_Task goal_. Copy out each line below that has the word "운행제한" in it.

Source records
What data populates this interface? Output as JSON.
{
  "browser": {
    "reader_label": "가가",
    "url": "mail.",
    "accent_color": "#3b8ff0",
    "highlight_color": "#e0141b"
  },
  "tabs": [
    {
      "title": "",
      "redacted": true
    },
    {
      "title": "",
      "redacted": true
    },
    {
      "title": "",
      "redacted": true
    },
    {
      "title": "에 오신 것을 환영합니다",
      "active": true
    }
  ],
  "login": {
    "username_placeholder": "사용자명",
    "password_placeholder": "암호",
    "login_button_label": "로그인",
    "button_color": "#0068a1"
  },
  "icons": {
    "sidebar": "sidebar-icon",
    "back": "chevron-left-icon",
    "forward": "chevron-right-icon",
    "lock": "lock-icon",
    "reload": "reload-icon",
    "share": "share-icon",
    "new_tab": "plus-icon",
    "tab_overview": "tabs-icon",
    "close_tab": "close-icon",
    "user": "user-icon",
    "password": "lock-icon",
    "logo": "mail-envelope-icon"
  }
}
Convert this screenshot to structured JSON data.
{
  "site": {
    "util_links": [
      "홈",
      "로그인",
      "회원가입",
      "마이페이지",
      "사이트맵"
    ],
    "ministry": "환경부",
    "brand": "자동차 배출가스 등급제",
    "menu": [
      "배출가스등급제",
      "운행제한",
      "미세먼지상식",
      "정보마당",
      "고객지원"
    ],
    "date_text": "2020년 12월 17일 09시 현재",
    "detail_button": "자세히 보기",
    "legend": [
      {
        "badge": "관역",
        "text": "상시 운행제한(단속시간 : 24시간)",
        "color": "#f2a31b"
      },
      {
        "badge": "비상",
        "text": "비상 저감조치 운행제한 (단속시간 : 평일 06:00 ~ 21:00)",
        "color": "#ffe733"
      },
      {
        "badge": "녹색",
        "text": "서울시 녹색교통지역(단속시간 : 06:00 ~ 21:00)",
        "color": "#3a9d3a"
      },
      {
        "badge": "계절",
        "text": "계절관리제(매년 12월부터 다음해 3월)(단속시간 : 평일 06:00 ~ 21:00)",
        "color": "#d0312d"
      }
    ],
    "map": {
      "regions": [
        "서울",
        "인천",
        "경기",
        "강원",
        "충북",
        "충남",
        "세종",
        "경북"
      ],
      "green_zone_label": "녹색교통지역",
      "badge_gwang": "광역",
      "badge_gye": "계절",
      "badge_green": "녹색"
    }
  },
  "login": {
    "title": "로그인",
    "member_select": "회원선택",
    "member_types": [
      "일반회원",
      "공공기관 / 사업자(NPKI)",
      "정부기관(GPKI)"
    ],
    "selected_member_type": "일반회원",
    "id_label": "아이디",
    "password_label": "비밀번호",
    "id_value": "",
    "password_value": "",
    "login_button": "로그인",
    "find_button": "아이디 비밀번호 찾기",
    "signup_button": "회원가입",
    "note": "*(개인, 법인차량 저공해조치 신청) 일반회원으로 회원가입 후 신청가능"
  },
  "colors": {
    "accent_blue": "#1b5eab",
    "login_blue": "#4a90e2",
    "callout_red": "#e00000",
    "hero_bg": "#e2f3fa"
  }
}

_Task result_.
      "운행제한",
        "text": "상시 운행제한(단속시간 : 24시간)",
        "text": "비상 저감조치 운행제한 (단속시간 : 평일 06:00 ~ 21:00)",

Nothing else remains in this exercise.